■ **REQUIREMENT**
In the entries below, find every line holding the string "title" and collect it.

■ **PROVIDED DATA**
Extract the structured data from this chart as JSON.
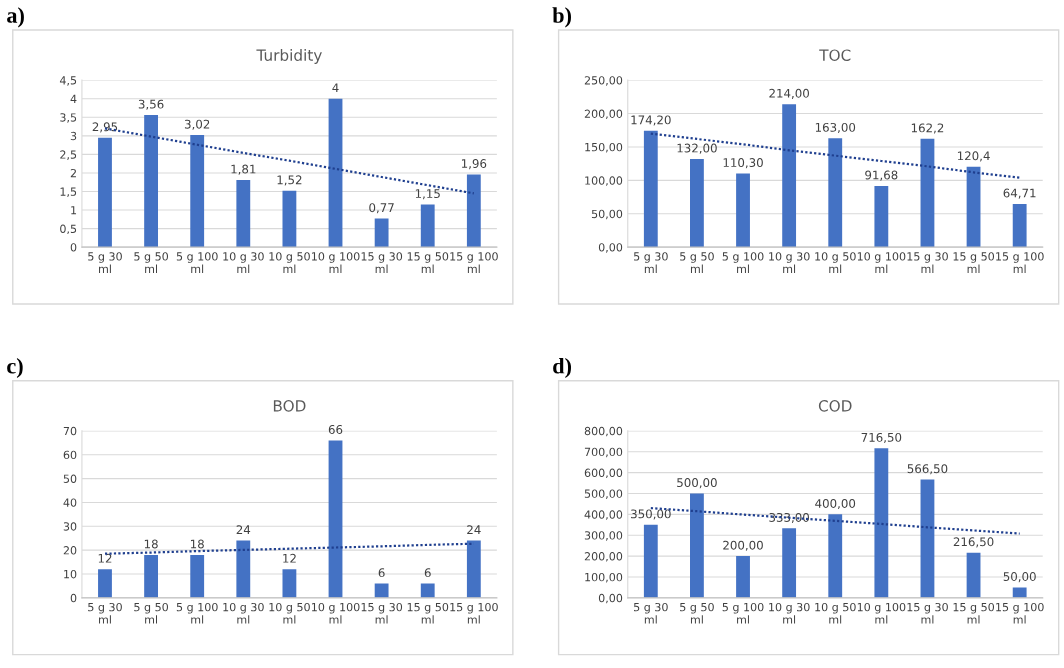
{
  "chart_data": [
    {
      "type": "bar",
      "title": "Turbidity",
      "annotations": [
        "a)"
      ],
      "categories": [
        "5 g 30 ml",
        "5 g 50 ml",
        "5 g 100 ml",
        "10 g 30 ml",
        "10 g 50 ml",
        "10 g 100 ml",
        "15 g 30 ml",
        "15 g 50 ml",
        "15 g 100 ml"
      ],
      "series": [
        {
          "color": "#4472c4",
          "values": [
            2.95,
            3.56,
            3.02,
            1.81,
            1.52,
            4,
            0.77,
            1.15,
            1.96
          ],
          "value_labels": [
            "2,95",
            "3,56",
            "3,02",
            "1,81",
            "1,52",
            "4",
            "0,77",
            "1,15",
            "1,96"
          ]
        },
        {
          "type": "line",
          "color": "#1f3f8f",
          "line_style": "dotted",
          "values": [
            3.2,
            2.98,
            2.76,
            2.54,
            2.33,
            2.11,
            1.89,
            1.67,
            1.45
          ]
        }
      ],
      "ylim": [
        0,
        4.5
      ],
      "yticks": [
        0,
        {
          "value": 0.5,
          "label": "0,5"
        },
        1,
        {
          "value": 1.5,
          "label": "1,5"
        },
        2,
        {
          "value": 2.5,
          "label": "2,5"
        },
        3,
        {
          "value": 3.5,
          "label": "3,5"
        },
        4,
        {
          "value": 4.5,
          "label": "4,5"
        }
      ],
      "grid": "y"
    },
    {
      "type": "bar",
      "title": "TOC",
      "annotations": [
        "b)"
      ],
      "categories": [
        "5 g 30 ml",
        "5 g 50 ml",
        "5 g 100 ml",
        "10 g 30 ml",
        "10 g 50 ml",
        "10 g 100 ml",
        "15 g 30 ml",
        "15 g 50 ml",
        "15 g 100 ml"
      ],
      "series": [
        {
          "color": "#4472c4",
          "values": [
            174.2,
            132,
            110.3,
            214,
            163,
            91.68,
            162.2,
            120.4,
            64.71
          ],
          "value_labels": [
            "174,20",
            "132,00",
            "110,30",
            "214,00",
            "163,00",
            "91,68",
            "162,2",
            "120,4",
            "64,71"
          ]
        },
        {
          "type": "line",
          "color": "#1f3f8f",
          "line_style": "dotted",
          "values": [
            170,
            162,
            154,
            145,
            137,
            129,
            121,
            112,
            104
          ]
        }
      ],
      "ylim": [
        0,
        250
      ],
      "yticks": [
        {
          "value": 0,
          "label": "0,00"
        },
        {
          "value": 50,
          "label": "50,00"
        },
        {
          "value": 100,
          "label": "100,00"
        },
        {
          "value": 150,
          "label": "150,00"
        },
        {
          "value": 200,
          "label": "200,00"
        },
        {
          "value": 250,
          "label": "250,00"
        }
      ],
      "grid": "y"
    },
    {
      "type": "bar",
      "title": "BOD",
      "annotations": [
        "c)"
      ],
      "categories": [
        "5 g 30 ml",
        "5 g 50 ml",
        "5 g 100 ml",
        "10 g 30 ml",
        "10 g 50 ml",
        "10 g 100 ml",
        "15 g 30 ml",
        "15 g 50 ml",
        "15 g 100 ml"
      ],
      "series": [
        {
          "color": "#4472c4",
          "values": [
            12,
            18,
            18,
            24,
            12,
            66,
            6,
            6,
            24
          ],
          "value_labels": [
            "12",
            "18",
            "18",
            "24",
            "12",
            "66",
            "6",
            "6",
            "24"
          ]
        },
        {
          "type": "line",
          "color": "#1f3f8f",
          "line_style": "dotted",
          "values": [
            18.5,
            19,
            19.6,
            20.1,
            20.6,
            21.1,
            21.6,
            22.2,
            22.7
          ]
        }
      ],
      "ylim": [
        0,
        70
      ],
      "yticks": [
        0,
        10,
        20,
        30,
        40,
        50,
        60,
        70
      ],
      "grid": "y"
    },
    {
      "type": "bar",
      "title": "COD",
      "annotations": [
        "d)"
      ],
      "categories": [
        "5 g 30 ml",
        "5 g 50 ml",
        "5 g 100 ml",
        "10 g 30 ml",
        "10 g 50 ml",
        "10 g 100 ml",
        "15 g 30 ml",
        "15 g 50 ml",
        "15 g 100 ml"
      ],
      "series": [
        {
          "color": "#4472c4",
          "values": [
            350,
            500,
            200,
            333,
            400,
            716.5,
            566.5,
            216.5,
            50
          ],
          "value_labels": [
            "350,00",
            "500,00",
            "200,00",
            "333,00",
            "400,00",
            "716,50",
            "566,50",
            "216,50",
            "50,00"
          ]
        },
        {
          "type": "line",
          "color": "#1f3f8f",
          "line_style": "dotted",
          "values": [
            430,
            415,
            399,
            384,
            369,
            354,
            338,
            323,
            308
          ]
        }
      ],
      "ylim": [
        0,
        800
      ],
      "yticks": [
        {
          "value": 0,
          "label": "0,00"
        },
        {
          "value": 100,
          "label": "100,00"
        },
        {
          "value": 200,
          "label": "200,00"
        },
        {
          "value": 300,
          "label": "300,00"
        },
        {
          "value": 400,
          "label": "400,00"
        },
        {
          "value": 500,
          "label": "500,00"
        },
        {
          "value": 600,
          "label": "600,00"
        },
        {
          "value": 700,
          "label": "700,00"
        },
        {
          "value": 800,
          "label": "800,00"
        }
      ],
      "grid": "y"
    }
  ]
}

■ **FINAL RESULT**
      "title": "Turbidity",
      "title": "TOC",
      "title": "BOD",
      "title": "COD",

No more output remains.